▶ _STATED GOAL_: Filter the listing and keep only the lines with the word "trapèze".

▶ _DATA FOR PROCESSING_:
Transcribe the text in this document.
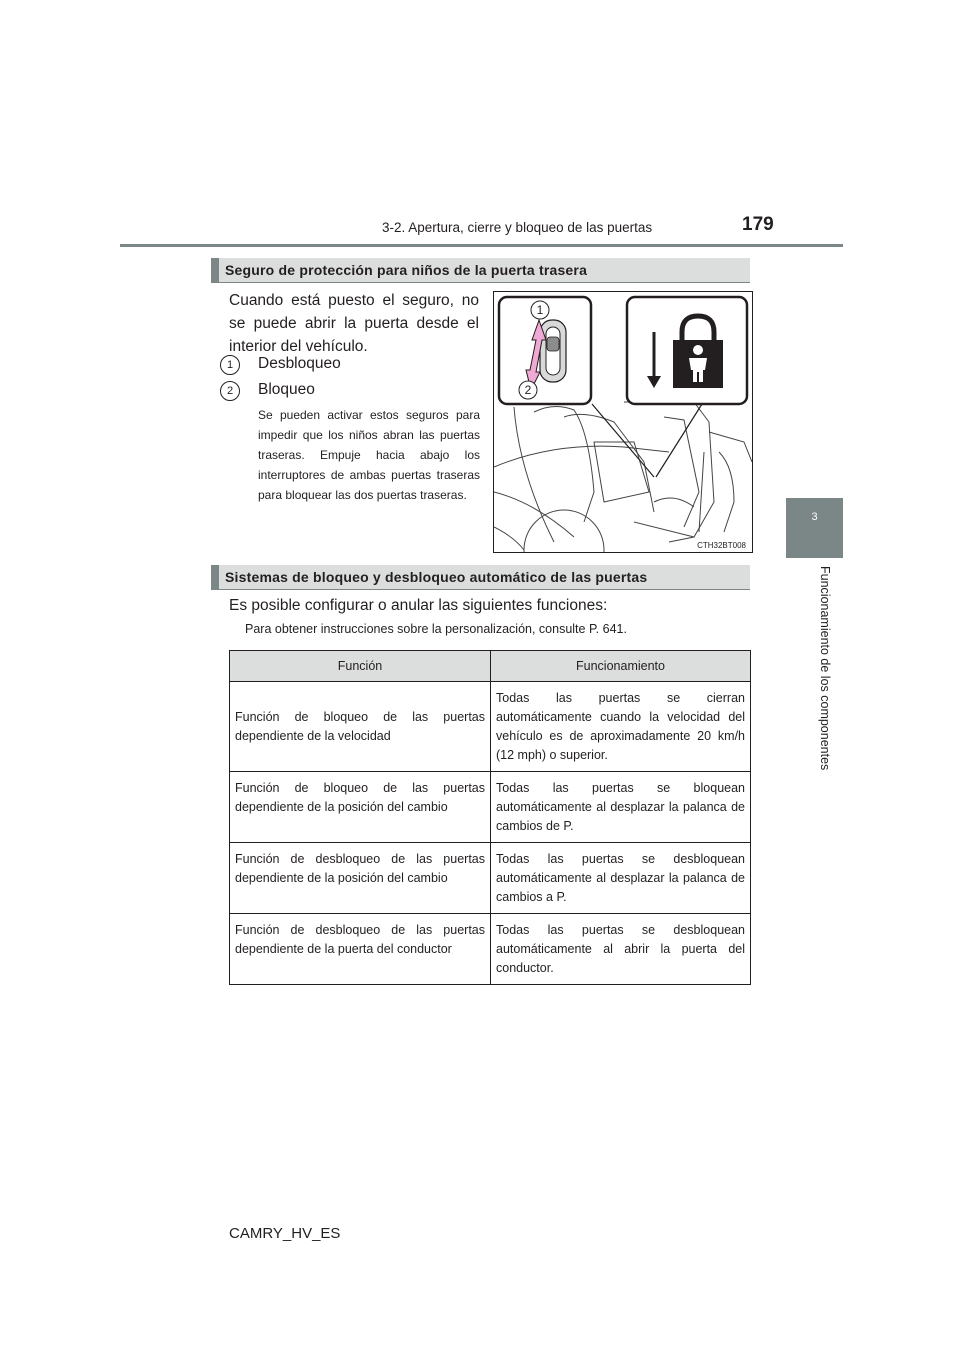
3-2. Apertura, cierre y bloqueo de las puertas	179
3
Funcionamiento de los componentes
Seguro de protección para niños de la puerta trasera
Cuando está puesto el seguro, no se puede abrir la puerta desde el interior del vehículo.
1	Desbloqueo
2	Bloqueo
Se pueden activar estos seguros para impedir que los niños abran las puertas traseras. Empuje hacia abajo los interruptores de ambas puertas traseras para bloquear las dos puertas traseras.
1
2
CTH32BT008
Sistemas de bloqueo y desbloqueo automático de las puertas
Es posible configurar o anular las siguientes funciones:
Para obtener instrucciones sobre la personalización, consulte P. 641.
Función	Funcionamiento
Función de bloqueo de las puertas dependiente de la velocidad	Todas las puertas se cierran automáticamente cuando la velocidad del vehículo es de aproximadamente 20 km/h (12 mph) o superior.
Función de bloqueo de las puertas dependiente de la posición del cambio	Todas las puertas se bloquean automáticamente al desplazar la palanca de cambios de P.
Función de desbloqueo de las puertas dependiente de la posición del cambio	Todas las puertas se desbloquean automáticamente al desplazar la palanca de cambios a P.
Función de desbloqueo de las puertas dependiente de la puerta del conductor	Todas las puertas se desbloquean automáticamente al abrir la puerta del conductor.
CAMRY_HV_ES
---
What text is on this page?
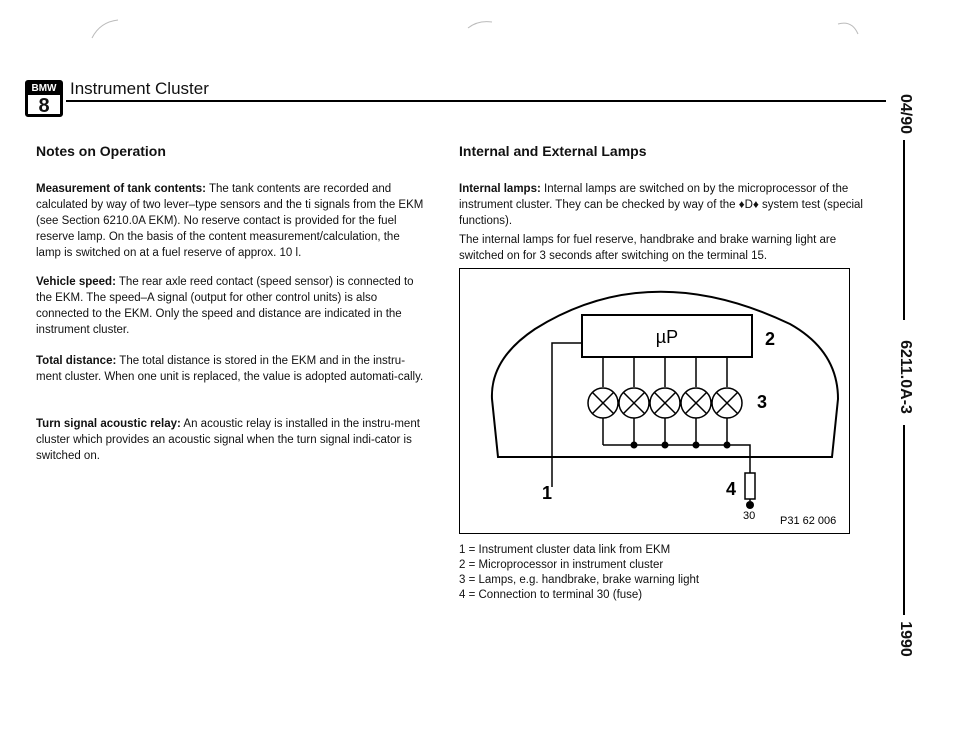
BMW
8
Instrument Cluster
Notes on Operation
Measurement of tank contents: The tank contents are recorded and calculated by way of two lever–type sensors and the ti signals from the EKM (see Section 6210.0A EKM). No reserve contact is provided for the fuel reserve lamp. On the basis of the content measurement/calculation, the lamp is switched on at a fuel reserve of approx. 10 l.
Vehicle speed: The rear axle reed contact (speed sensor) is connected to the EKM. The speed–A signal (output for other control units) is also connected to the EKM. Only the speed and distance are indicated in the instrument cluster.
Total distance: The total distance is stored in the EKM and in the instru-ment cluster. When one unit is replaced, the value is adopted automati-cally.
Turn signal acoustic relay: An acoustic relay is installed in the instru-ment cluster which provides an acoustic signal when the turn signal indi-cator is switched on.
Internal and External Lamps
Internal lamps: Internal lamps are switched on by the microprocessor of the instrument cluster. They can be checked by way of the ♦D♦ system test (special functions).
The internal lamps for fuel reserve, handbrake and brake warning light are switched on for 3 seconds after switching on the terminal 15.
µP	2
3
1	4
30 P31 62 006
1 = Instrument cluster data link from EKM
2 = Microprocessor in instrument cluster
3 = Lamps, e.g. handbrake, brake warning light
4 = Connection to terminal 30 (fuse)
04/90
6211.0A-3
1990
--
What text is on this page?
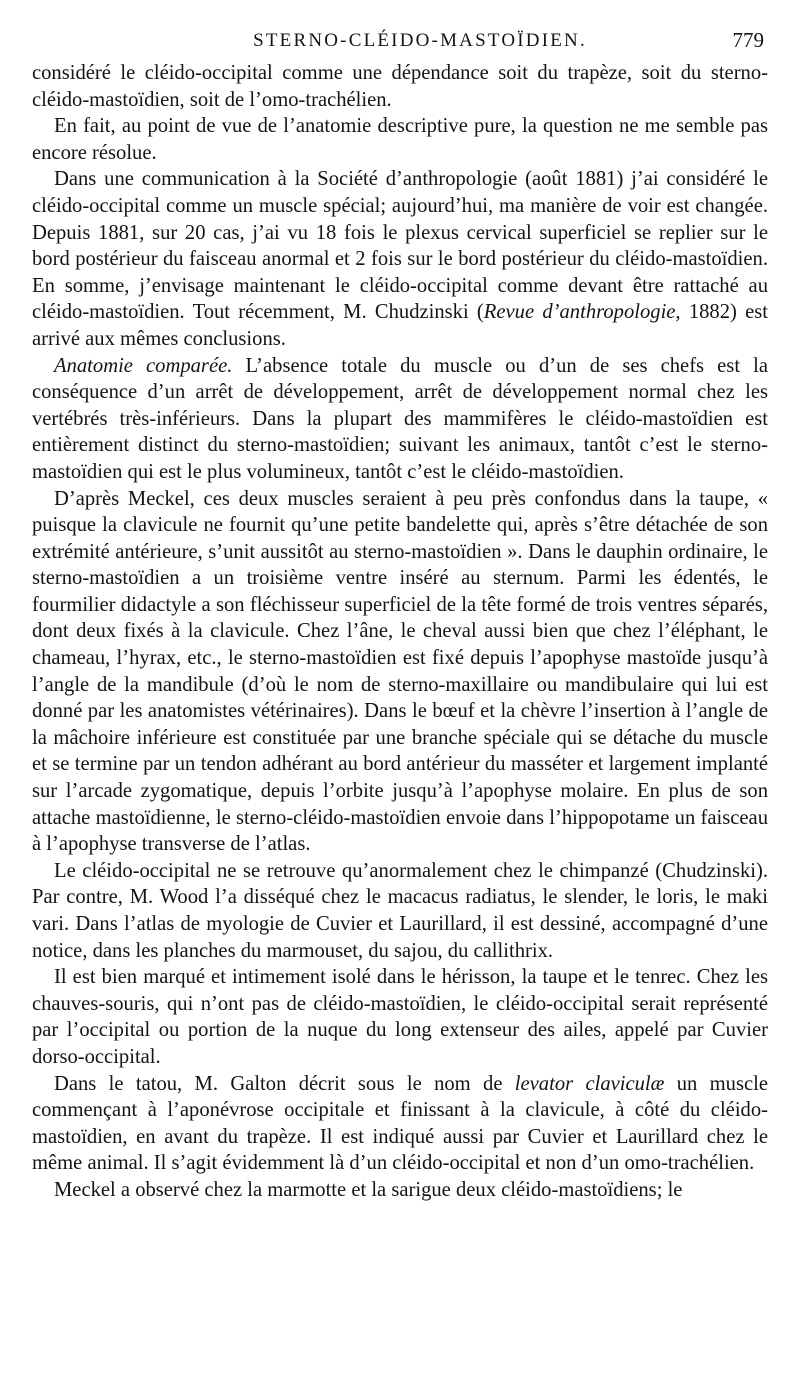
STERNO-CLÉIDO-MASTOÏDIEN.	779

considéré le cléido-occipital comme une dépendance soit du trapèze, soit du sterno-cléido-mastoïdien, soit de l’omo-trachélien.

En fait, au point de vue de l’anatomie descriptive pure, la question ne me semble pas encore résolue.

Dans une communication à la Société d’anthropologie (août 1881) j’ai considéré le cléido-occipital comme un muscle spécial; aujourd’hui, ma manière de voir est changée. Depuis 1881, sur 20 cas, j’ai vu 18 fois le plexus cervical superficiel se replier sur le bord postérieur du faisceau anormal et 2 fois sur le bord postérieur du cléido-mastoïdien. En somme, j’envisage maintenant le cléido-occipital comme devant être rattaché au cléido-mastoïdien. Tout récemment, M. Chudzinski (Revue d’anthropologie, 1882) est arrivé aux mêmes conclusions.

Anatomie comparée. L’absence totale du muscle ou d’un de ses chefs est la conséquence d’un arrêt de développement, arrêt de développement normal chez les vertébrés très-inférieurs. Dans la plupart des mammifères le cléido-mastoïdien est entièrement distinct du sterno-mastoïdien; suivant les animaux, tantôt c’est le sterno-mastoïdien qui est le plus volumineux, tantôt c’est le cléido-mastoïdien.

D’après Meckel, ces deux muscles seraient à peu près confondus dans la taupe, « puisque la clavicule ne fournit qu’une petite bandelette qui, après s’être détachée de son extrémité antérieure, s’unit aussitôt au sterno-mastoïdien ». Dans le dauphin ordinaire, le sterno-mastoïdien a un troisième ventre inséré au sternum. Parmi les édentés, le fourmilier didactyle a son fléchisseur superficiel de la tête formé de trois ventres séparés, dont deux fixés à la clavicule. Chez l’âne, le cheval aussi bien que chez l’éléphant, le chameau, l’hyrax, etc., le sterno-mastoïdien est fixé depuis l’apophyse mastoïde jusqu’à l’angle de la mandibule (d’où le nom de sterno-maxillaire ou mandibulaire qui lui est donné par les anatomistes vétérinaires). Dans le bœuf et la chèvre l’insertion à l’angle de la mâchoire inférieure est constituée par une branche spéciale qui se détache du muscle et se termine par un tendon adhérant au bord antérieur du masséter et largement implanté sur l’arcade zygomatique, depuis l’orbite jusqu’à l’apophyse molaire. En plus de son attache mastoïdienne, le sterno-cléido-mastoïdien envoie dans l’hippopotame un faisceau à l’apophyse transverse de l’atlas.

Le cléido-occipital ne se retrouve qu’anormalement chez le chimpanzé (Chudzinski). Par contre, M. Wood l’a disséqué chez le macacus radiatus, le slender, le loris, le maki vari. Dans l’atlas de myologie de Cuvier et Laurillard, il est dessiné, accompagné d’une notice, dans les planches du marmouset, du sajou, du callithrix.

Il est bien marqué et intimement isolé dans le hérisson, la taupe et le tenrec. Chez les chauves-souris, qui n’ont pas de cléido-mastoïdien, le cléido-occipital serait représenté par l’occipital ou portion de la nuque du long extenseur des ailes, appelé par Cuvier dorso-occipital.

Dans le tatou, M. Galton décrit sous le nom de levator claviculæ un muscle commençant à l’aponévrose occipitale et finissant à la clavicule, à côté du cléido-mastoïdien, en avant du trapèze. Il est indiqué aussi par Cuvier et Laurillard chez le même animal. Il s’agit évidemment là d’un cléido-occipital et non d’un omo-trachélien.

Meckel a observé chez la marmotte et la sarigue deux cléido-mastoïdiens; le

▶ _OUTPUT OF THE TASK_:
considéré le cléido-occipital comme une dépendance soit du trapèze, soit du sterno-cléido-mastoïdien, soit de l’omo-trachélien.
Dans le tatou, M. Galton décrit sous le nom de levator claviculæ un muscle commençant à l’aponévrose occipitale et finissant à la clavicule, à côté du cléido-mastoïdien, en avant du trapèze. Il est indiqué aussi par Cuvier et Laurillard chez le même animal. Il s’agit évidemment là d’un cléido-occipital et non d’un omo-trachélien.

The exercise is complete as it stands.